** START OF DATA RECORDS **

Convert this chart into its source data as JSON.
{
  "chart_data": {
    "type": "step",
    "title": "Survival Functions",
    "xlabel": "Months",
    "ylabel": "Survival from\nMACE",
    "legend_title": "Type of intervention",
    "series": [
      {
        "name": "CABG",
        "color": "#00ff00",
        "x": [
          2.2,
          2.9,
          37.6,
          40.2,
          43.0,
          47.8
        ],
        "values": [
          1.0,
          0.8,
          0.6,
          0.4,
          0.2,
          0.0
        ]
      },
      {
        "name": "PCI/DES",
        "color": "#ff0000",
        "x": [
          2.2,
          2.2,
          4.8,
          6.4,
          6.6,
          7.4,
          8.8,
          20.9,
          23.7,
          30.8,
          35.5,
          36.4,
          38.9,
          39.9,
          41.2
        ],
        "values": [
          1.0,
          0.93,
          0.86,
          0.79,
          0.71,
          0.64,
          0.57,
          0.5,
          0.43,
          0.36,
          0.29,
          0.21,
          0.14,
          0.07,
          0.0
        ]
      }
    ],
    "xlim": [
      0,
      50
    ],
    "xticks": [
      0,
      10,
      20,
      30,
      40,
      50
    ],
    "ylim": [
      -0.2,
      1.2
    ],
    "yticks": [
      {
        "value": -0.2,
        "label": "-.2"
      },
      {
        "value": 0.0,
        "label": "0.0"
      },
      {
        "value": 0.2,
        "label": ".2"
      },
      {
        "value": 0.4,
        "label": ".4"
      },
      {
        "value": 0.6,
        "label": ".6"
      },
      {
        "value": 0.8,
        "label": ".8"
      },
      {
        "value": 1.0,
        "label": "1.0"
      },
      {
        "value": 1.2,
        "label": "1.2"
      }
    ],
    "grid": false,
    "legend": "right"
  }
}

** END OF DATA RECORDS **

Provide all the records again, word for word.

Convert this chart into its source data as JSON.
{
  "chart_data": {
    "type": "step",
    "title": "Survival Functions",
    "xlabel": "Months",
    "ylabel": "Survival from\nMACE",
    "legend_title": "Type of intervention",
    "series": [
      {
        "name": "CABG",
        "color": "#00ff00",
        "x": [
          2.2,
          2.9,
          37.6,
          40.2,
          43.0,
          47.8
        ],
        "values": [
          1.0,
          0.8,
          0.6,
          0.4,
          0.2,
          0.0
        ]
      },
      {
        "name": "PCI/DES",
        "color": "#ff0000",
        "x": [
          2.2,
          2.2,
          4.8,
          6.4,
          6.6,
          7.4,
          8.8,
          20.9,
          23.7,
          30.8,
          35.5,
          36.4,
          38.9,
          39.9,
          41.2
        ],
        "values": [
          1.0,
          0.93,
          0.86,
          0.79,
          0.71,
          0.64,
          0.57,
          0.5,
          0.43,
          0.36,
          0.29,
          0.21,
          0.14,
          0.07,
          0.0
        ]
      }
    ],
    "xlim": [
      0,
      50
    ],
    "xticks": [
      0,
      10,
      20,
      30,
      40,
      50
    ],
    "ylim": [
      -0.2,
      1.2
    ],
    "yticks": [
      {
        "value": -0.2,
        "label": "-.2"
      },
      {
        "value": 0.0,
        "label": "0.0"
      },
      {
        "value": 0.2,
        "label": ".2"
      },
      {
        "value": 0.4,
        "label": ".4"
      },
      {
        "value": 0.6,
        "label": ".6"
      },
      {
        "value": 0.8,
        "label": ".8"
      },
      {
        "value": 1.0,
        "label": "1.0"
      },
      {
        "value": 1.2,
        "label": "1.2"
      }
    ],
    "grid": false,
    "legend": "right"
  }
}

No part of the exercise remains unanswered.